DO THIS: In the records below, pick out all lines containing the word "descendre".
:: INPUT
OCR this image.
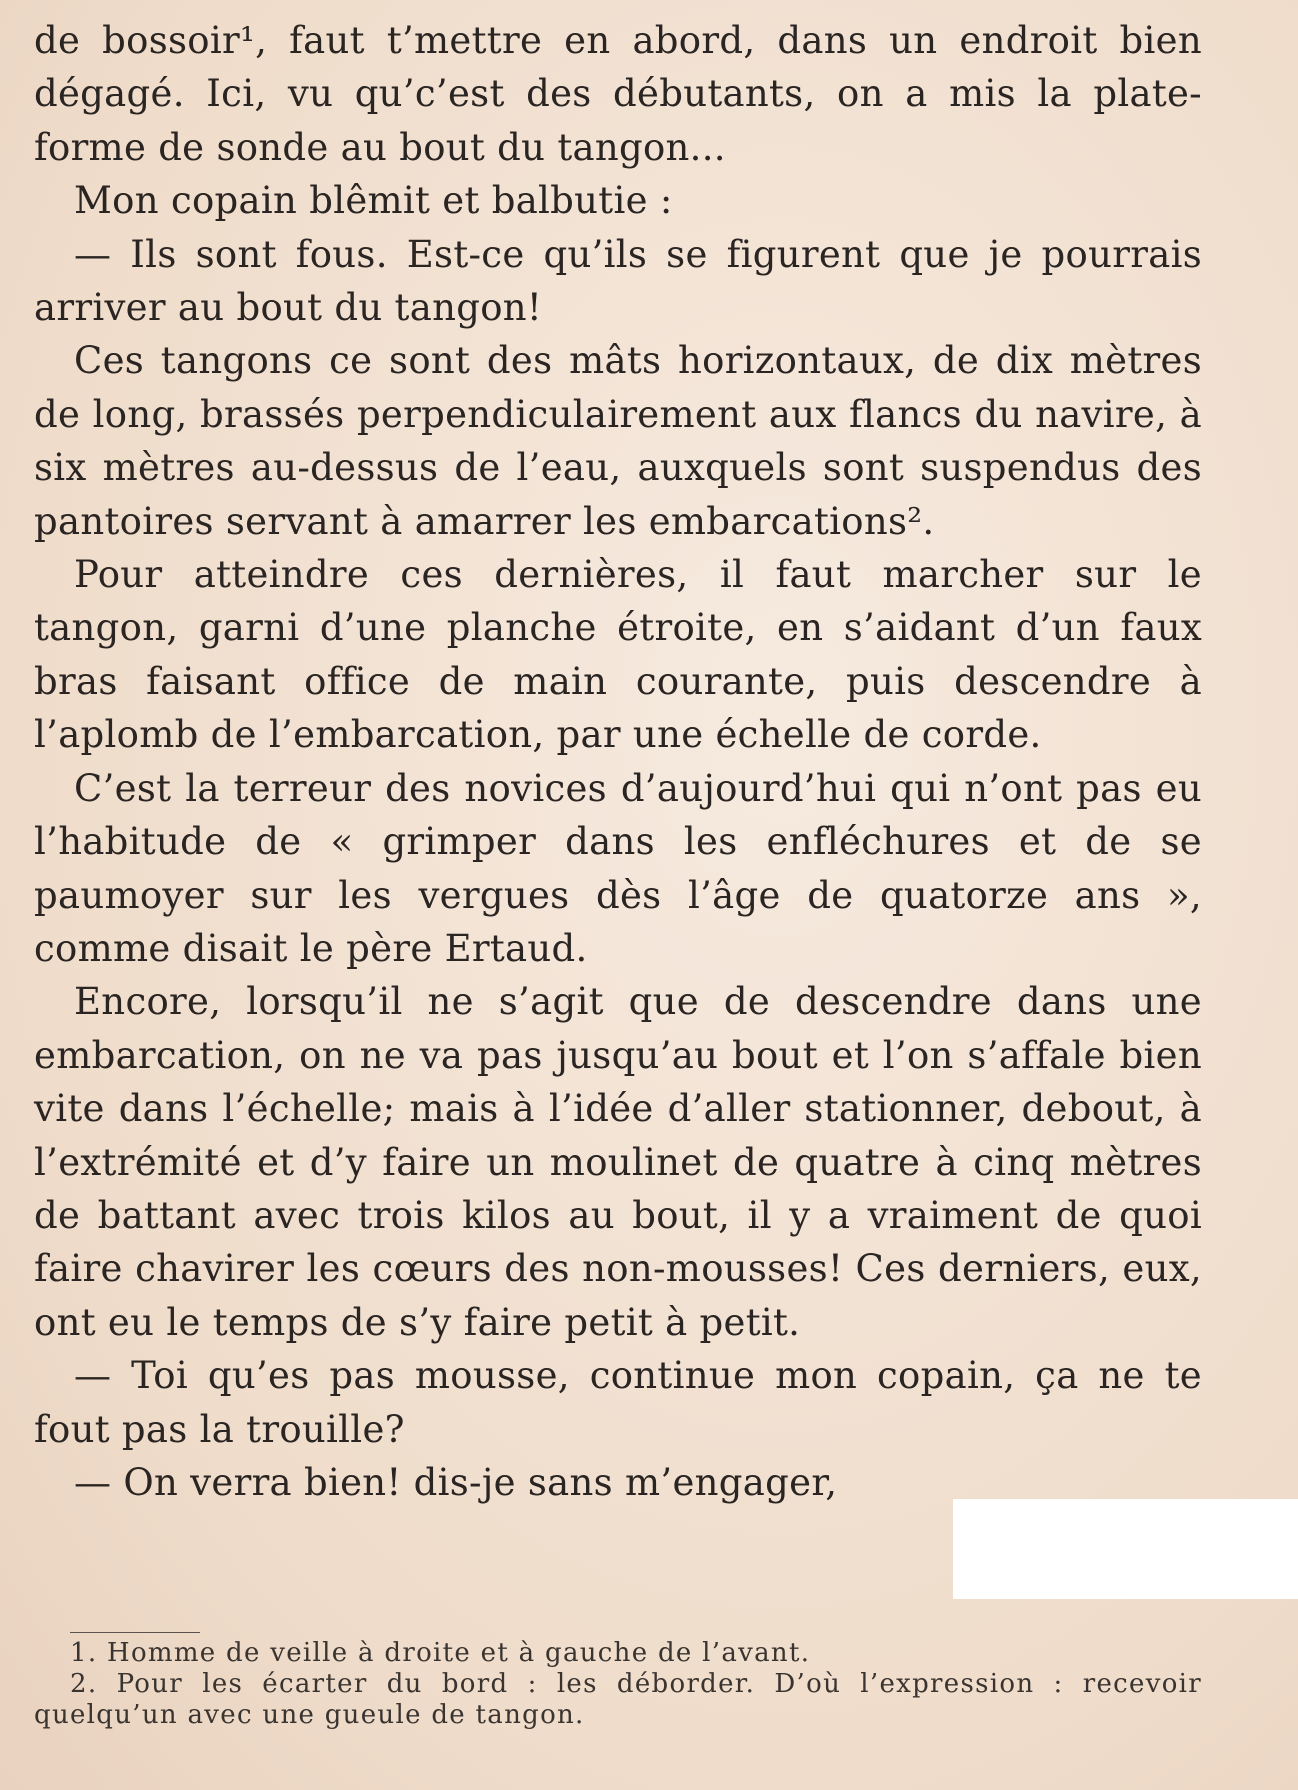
de bossoir¹, faut t’mettre en abord, dans un endroit bien dégagé. Ici, vu qu’c’est des débutants, on a mis la plate-forme de sonde au bout du tangon...

Mon copain blêmit et balbutie :

— Ils sont fous. Est-ce qu’ils se figurent que je pourrais arriver au bout du tangon!

Ces tangons ce sont des mâts horizontaux, de dix mètres de long, brassés perpendiculairement aux flancs du navire, à six mètres au-dessus de l’eau, auxquels sont suspendus des pantoires servant à amarrer les embarcations².

Pour atteindre ces dernières, il faut marcher sur le tangon, garni d’une planche étroite, en s’aidant d’un faux bras faisant office de main courante, puis descendre à l’aplomb de l’embarcation, par une échelle de corde.

C’est la terreur des novices d’aujourd’hui qui n’ont pas eu l’habitude de « grimper dans les enfléchures et de se paumoyer sur les vergues dès l’âge de quatorze ans », comme disait le père Ertaud.

Encore, lorsqu’il ne s’agit que de descendre dans une embarcation, on ne va pas jusqu’au bout et l’on s’affale bien vite dans l’échelle; mais à l’idée d’aller stationner, debout, à l’extrémité et d’y faire un moulinet de quatre à cinq mètres de battant avec trois kilos au bout, il y a vraiment de quoi faire chavirer les cœurs des non-mousses! Ces derniers, eux, ont eu le temps de s’y faire petit à petit.

— Toi qu’es pas mousse, continue mon copain, ça ne te fout pas la trouille?

— On verra bien! dis-je sans m’engager,

1. Homme de veille à droite et à gauche de l’avant.

2. Pour les écarter du bord : les déborder. D’où l’expression : recevoir quelqu’un avec une gueule de tangon.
::::
SOLUTION:
Pour atteindre ces dernières, il faut marcher sur le tangon, garni d’une planche étroite, en s’aidant d’un faux bras faisant office de main courante, puis descendre à l’aplomb de l’embarcation, par une échelle de corde.
Encore, lorsqu’il ne s’agit que de descendre dans une embarcation, on ne va pas jusqu’au bout et l’on s’affale bien vite dans l’échelle; mais à l’idée d’aller stationner, debout, à l’extrémité et d’y faire un moulinet de quatre à cinq mètres de battant avec trois kilos au bout, il y a vraiment de quoi faire chavirer les cœurs des non-mousses! Ces derniers, eux, ont eu le temps de s’y faire petit à petit.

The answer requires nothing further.